* **Direction**:
In the listing below, locate the lines that hold "участников" and copy them.

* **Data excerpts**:
- - - - -

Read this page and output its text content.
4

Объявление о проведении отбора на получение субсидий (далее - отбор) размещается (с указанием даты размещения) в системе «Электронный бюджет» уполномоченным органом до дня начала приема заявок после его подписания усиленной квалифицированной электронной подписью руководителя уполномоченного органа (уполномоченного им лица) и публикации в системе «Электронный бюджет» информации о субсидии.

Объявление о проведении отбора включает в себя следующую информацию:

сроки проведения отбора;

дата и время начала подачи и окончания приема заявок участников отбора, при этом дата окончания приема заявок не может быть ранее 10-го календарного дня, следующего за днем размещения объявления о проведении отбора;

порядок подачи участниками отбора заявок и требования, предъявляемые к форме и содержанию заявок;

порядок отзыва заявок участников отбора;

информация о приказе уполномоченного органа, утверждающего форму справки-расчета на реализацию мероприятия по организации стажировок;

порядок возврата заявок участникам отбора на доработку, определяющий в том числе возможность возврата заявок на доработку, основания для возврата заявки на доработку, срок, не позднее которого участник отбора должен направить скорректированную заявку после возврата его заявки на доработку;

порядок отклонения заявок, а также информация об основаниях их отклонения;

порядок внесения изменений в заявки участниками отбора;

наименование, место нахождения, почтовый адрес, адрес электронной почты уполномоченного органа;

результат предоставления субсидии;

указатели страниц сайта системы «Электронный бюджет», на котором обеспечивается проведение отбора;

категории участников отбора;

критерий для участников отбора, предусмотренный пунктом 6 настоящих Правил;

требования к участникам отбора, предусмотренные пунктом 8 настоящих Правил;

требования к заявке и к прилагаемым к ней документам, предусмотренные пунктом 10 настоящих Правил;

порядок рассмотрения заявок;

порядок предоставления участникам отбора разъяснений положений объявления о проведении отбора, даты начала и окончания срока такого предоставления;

- - - - -

* **Task output**:
дата и время начала подачи и окончания приема заявок участников отбора, при этом дата окончания приема заявок не может быть ранее 10-го календарного дня, следующего за днем размещения объявления о проведении отбора;
порядок отзыва заявок участников отбора;
категории участников отбора;
критерий для участников отбора, предусмотренный пунктом 6 настоящих Правил;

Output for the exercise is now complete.